EXERCISE OBJECTIVE:
According to the text below on checking a property builder, what level of leverage across a multi-project portfolio counts as a warning sign?

GIVEN TEXT:
Pull the latest annual return and balance sheet from the MCA portal (small fee, downloads as a PDF). Look at three lines: total receipts from customers, total construction-in-progress on the asset side, and bank loans on the liability side. The ratio of bank loans to construction-in-progress tells you how leveraged the builder is on the current portfolio. Above 60 percent leverage across a multi-project portfolio is a warning sign — a single delayed project can cascade.

Separately, the GST portal at gst.gov.in lets you verify GST registration status by GSTIN. The builder GSTIN appears on every invoice they issue, including the booking-amount receipt. Confirm the GSTIN is active and the filing status is up to date — late filers attract enforcement attention that can disrupt the construction timeline.

Check 9 — Post-handover service track record

Visit a delivered project of the same builder. Speak to two or three flat owners. Three questions reveal almost everything: (1) How responsive has the builder been to defect rectification in the first 24 months after handover? (2) How was the handover of common areas to the resident association — clean, with a corpus fund and documentation, or contentious? (3) Are there pending common-area issues (water tank waterproofing, lift maintenance contract, generator AMC) that the builder walked away from?

This single visit is the most predictive check on the entire list. Build quality on a project under construction is hard to evaluate. Build quality on a project two years post-handover is visible to anyone who walks the corridors and looks at the ceiling.

Check 10 — Bank and HFC tie-ups

Major banks and housing finance companies run their own due diligence on a project before approving it for home loans. The list of lenders who have approved the project is a useful secondary signal. If only one or two lenders are willing to fund the project, ask why. ASBL Loft has a primary financing partnership with Bajaj Housing Finance, which has structured a specific facility allowing a Rs 10 lakh booking and 62.35 percent loan-funded payment within 30 days. The terms are documented in writing and verifiable on the BHFL site.

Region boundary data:
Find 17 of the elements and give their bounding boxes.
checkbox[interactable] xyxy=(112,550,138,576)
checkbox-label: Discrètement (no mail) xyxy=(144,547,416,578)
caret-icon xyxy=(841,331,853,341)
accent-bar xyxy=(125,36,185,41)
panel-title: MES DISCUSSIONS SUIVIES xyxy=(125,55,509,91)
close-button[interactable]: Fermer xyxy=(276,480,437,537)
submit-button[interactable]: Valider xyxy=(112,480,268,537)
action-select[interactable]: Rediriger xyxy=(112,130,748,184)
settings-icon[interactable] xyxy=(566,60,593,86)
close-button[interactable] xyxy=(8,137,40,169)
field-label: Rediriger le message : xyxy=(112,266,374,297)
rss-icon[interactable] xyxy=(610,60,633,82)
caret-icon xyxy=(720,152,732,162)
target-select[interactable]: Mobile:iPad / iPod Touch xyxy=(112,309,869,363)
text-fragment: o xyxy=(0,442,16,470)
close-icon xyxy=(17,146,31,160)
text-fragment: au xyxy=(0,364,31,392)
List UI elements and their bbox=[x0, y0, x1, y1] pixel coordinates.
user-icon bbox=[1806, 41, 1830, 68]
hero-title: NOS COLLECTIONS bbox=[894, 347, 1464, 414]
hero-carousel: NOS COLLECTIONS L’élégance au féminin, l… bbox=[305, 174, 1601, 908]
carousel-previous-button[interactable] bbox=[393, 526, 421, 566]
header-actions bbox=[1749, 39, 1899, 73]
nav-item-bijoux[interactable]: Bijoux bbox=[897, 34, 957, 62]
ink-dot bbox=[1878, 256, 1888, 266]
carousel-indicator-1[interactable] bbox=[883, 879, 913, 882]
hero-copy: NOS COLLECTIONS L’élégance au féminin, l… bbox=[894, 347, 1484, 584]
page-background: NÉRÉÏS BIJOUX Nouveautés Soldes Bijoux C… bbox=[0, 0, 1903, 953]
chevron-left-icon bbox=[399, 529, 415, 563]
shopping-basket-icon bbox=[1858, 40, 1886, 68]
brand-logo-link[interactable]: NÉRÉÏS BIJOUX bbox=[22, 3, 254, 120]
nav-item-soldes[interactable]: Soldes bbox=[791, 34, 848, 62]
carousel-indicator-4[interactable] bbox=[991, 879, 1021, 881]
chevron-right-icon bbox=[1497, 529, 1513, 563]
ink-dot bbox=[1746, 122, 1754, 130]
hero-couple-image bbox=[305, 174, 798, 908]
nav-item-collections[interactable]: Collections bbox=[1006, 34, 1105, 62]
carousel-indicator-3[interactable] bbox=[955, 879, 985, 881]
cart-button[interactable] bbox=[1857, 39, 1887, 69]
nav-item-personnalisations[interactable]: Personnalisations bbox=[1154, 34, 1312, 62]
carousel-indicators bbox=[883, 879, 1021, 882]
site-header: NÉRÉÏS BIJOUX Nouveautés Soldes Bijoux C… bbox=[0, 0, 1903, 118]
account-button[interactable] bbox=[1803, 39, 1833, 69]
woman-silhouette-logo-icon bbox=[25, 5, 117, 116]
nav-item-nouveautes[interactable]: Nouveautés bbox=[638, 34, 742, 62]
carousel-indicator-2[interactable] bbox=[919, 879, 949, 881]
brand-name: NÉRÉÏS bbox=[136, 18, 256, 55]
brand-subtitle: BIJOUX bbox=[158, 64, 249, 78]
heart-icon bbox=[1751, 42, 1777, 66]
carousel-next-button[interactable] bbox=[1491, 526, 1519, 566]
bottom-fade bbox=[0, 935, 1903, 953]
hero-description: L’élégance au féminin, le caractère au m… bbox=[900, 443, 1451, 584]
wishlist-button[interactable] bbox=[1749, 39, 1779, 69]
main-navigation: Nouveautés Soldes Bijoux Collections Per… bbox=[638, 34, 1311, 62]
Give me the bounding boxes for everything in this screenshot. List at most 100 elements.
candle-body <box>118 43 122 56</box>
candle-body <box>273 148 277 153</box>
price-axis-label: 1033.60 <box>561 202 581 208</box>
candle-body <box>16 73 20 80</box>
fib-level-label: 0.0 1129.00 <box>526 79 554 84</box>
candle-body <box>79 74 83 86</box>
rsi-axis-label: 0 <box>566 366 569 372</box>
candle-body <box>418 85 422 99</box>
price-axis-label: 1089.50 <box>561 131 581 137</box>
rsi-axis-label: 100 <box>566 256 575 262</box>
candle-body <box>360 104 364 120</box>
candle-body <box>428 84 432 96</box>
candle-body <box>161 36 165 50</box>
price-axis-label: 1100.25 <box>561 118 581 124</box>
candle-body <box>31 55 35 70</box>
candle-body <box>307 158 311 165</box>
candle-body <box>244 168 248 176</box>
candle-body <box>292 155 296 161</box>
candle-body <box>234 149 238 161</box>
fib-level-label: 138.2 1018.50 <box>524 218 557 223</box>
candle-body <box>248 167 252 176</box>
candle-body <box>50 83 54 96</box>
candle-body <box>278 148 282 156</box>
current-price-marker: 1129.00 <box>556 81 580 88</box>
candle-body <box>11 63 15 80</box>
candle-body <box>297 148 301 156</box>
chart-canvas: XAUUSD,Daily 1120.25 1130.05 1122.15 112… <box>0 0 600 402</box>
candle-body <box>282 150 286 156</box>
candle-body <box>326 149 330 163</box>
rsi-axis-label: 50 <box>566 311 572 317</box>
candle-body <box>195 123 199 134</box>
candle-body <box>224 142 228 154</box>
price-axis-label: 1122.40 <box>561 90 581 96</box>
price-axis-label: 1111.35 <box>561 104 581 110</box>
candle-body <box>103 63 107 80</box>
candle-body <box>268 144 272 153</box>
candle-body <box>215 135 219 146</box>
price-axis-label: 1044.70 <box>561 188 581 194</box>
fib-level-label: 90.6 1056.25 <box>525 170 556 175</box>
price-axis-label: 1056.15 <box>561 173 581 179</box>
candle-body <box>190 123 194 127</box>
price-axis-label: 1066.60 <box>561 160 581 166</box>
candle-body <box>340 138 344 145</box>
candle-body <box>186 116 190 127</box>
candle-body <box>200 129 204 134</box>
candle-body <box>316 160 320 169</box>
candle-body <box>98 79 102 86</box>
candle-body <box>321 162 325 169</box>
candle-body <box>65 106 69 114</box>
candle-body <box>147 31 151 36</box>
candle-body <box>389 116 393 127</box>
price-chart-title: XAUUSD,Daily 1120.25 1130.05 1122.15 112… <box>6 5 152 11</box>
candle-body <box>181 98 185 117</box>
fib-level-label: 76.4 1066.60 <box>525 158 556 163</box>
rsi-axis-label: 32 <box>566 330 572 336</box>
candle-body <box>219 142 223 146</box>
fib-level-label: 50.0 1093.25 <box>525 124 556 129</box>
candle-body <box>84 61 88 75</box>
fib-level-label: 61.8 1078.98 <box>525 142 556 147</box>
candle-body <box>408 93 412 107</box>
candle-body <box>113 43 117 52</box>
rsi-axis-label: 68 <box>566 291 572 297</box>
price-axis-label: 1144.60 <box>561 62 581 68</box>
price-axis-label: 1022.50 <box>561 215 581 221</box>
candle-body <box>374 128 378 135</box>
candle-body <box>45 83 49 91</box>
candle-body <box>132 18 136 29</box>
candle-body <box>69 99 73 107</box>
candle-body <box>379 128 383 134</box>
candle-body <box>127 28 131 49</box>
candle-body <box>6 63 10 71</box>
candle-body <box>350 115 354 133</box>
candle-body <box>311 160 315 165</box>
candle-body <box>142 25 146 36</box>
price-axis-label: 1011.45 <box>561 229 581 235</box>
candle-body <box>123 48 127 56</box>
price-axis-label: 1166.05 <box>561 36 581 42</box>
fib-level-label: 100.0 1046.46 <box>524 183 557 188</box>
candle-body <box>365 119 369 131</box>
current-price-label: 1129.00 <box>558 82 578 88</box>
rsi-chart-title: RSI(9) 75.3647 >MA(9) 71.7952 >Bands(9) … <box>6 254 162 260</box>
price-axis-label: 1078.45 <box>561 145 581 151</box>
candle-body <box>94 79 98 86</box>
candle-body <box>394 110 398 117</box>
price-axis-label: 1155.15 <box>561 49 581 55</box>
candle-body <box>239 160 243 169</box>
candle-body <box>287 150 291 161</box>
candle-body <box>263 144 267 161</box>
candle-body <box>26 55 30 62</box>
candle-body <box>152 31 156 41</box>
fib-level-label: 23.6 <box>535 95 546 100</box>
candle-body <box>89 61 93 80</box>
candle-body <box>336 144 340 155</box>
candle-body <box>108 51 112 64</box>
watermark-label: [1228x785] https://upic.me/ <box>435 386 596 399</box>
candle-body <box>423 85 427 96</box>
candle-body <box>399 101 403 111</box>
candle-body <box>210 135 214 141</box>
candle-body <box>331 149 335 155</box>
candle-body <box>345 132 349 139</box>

WRITTEN ANSWER:
Leverage above 60 percent.